● Short task: Pull every line holding the string "tape" from the records below.

----- Exercise materials

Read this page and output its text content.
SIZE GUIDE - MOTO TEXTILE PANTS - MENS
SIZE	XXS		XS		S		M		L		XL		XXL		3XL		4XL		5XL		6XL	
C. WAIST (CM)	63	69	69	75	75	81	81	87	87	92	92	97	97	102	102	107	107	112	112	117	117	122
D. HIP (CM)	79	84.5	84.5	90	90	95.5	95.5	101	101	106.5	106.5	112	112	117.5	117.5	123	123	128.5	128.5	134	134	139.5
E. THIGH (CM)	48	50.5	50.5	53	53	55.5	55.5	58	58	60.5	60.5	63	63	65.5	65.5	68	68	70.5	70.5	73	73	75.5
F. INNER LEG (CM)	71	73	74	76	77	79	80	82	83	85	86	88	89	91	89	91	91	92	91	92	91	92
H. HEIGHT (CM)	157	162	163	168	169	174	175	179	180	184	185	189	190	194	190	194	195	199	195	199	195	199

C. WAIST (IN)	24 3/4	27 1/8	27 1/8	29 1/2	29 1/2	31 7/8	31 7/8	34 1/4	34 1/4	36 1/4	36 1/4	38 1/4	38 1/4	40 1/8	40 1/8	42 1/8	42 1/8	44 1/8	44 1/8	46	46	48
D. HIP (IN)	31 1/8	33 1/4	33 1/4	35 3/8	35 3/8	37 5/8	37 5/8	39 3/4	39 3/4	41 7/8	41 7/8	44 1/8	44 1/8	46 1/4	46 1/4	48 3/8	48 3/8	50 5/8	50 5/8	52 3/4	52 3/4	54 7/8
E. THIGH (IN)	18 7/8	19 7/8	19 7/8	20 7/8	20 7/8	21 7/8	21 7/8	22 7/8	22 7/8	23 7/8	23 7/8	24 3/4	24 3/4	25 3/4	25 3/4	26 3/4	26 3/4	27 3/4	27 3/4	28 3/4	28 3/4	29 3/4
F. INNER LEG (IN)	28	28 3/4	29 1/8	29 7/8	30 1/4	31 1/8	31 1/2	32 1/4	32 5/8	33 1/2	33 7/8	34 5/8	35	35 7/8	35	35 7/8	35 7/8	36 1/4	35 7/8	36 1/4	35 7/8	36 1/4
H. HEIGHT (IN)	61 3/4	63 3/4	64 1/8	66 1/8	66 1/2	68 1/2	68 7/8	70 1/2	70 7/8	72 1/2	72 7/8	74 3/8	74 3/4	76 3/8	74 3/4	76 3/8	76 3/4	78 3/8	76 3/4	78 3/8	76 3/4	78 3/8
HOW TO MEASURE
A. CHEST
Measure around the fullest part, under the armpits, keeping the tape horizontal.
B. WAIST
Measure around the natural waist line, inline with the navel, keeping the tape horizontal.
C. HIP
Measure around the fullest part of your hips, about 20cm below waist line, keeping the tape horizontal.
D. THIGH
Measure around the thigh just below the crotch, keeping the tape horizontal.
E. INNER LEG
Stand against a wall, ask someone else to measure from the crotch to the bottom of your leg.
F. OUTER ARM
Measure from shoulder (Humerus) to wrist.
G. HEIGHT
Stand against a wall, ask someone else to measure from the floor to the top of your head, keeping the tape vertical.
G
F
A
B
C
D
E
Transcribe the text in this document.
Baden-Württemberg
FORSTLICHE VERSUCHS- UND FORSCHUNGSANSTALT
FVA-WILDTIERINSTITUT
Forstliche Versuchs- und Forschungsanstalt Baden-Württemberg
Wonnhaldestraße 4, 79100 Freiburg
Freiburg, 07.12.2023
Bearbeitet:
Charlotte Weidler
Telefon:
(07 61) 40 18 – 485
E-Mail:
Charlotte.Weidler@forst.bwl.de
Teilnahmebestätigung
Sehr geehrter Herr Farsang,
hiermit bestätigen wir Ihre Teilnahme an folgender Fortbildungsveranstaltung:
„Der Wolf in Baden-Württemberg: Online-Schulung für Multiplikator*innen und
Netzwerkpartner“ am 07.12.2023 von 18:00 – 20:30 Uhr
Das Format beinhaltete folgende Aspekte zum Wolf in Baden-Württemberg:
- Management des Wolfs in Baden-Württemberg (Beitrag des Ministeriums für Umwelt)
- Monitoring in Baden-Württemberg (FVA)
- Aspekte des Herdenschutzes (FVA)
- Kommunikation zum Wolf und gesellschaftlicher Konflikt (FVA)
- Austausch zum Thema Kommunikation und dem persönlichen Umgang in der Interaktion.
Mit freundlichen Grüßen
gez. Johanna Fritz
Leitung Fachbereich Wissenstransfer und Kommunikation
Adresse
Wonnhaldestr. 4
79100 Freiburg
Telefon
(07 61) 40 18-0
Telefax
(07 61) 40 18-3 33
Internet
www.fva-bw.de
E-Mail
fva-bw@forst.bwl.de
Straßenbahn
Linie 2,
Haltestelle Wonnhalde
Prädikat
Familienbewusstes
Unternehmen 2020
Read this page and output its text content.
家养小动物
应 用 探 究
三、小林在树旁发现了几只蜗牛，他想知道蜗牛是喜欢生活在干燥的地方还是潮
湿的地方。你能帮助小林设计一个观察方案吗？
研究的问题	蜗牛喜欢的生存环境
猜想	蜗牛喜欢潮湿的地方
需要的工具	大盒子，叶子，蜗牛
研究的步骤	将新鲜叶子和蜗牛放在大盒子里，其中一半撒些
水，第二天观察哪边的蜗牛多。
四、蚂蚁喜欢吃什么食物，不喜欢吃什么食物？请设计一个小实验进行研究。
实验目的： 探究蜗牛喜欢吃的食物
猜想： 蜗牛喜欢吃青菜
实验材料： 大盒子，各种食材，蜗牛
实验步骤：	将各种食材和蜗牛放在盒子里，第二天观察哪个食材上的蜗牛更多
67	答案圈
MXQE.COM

----------

● Written solution:
Measure around the fullest part, under the armpits, keeping the tape horizontal.
Measure around the natural waist line, inline with the navel, keeping the tape horizontal.
Measure around the fullest part of your hips, about 20cm below waist line, keeping the tape horizontal.
Measure around the thigh just below the crotch, keeping the tape horizontal.
Stand against a wall, ask someone else to measure from the floor to the top of your head, keeping the tape vertical.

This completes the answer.